━━━━━ Provided passage

Silicon Carbide: The Return of an Old Friend

By: Nicholas G. Wright*, Alton B. Horsfall, Material Matters Volume 4 Article 2

School of Electrical, Electronic and Computer Engineering Newcastle University Newcastle upon Tyne, UK



In recent years silicon carbide, SiC, has re-emerged as a vital technological material that is crucial in many materials and engineering applications. Interestingly, SiC is one of the few minerals that were first created synthetically and subsequently discovered in nature. It was first artificially synthesized in 1891 by Edward Acheson as a result of unexpectedly discovering small black crystals of SiC in an electrically heated melt of carbon and alumina.1 The subsequent refinement of this technique (the so-called Acheson process) led to the commercial production of large volumes of small SiC crystals (ground into powder form) for use as an industrial abrasive.2 In 1905, silicon carbide was observed in its natural form by the Nobel-prize-winning chemist Henri Moissan in Diablo Canyon, Arizona. The transparent mineral, now known as moissanite, is almost as brilliant and as hard as diamond, and is therefore often used as a gemstone. To date, no large natural deposits of SiC have ever been found in nature so all SiC used today is synthetic.

━━━━━━━━━━
━━━━━ Listing

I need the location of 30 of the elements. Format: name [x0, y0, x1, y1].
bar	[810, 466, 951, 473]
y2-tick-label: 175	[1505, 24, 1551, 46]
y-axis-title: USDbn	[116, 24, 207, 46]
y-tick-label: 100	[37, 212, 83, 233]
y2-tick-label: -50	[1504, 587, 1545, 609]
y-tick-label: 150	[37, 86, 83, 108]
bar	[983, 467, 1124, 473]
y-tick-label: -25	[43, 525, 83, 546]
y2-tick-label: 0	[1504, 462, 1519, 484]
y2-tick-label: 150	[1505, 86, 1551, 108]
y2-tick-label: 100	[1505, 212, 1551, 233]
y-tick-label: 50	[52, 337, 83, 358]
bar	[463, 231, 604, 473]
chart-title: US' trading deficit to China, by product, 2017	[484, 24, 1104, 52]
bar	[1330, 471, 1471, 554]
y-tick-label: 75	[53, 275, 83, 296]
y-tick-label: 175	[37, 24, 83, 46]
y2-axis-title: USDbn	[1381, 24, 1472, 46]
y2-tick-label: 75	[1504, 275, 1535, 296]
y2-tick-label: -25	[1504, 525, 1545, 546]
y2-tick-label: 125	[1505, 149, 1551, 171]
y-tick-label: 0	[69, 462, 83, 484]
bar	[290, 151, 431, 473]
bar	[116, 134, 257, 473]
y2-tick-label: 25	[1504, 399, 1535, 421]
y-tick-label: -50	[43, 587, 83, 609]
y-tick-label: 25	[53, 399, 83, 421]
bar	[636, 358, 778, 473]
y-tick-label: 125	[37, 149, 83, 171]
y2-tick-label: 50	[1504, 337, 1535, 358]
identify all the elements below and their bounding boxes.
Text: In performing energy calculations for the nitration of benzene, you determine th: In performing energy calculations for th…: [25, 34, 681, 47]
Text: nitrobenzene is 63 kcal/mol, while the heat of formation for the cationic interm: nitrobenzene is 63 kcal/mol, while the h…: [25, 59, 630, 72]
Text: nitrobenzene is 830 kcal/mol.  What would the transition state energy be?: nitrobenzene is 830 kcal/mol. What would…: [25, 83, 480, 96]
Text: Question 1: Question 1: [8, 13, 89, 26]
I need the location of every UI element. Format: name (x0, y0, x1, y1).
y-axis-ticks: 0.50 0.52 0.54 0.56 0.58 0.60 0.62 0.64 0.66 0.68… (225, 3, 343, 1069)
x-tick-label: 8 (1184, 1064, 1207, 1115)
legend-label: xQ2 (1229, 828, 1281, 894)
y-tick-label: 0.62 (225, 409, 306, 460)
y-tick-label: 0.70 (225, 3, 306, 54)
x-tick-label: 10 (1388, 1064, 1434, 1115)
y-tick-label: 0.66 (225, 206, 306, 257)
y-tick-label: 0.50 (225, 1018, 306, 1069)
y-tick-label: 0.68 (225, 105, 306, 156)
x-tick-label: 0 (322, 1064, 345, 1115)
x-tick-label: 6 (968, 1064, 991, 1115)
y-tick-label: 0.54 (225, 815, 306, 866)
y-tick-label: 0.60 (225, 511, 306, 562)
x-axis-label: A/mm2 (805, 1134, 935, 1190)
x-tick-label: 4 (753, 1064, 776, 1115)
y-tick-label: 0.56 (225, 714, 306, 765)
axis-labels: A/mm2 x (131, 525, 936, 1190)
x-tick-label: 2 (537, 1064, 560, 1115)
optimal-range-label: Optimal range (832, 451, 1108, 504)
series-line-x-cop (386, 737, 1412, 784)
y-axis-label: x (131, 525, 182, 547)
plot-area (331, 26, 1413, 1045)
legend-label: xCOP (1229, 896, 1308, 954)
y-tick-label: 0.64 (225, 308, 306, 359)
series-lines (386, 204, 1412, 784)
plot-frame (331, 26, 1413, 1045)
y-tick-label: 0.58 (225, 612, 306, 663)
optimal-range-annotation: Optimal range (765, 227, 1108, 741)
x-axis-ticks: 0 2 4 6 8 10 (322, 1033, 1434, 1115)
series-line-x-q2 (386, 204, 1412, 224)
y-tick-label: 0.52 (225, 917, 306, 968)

━━━━━━━━━━

Please duplicate the full silicon carbide article above, word for word.

Silicon Carbide: The Return of an Old Friend

By: Nicholas G. Wright*, Alton B. Horsfall, Material Matters Volume 4 Article 2

School of Electrical, Electronic and Computer Engineering Newcastle University Newcastle upon Tyne, UK



In recent years silicon carbide, SiC, has re-emerged as a vital technological material that is crucial in many materials and engineering applications. Interestingly, SiC is one of the few minerals that were first created synthetically and subsequently discovered in nature. It was first artificially synthesized in 1891 by Edward Acheson as a result of unexpectedly discovering small black crystals of SiC in an electrically heated melt of carbon and alumina.1 The subsequent refinement of this technique (the so-called Acheson process) led to the commercial production of large volumes of small SiC crystals (ground into powder form) for use as an industrial abrasive.2 In 1905, silicon carbide was observed in its natural form by the Nobel-prize-winning chemist Henri Moissan in Diablo Canyon, Arizona. The transparent mineral, now known as moissanite, is almost as brilliant and as hard as diamond, and is therefore often used as a gemstone. To date, no large natural deposits of SiC have ever been found in nature so all SiC used today is synthetic.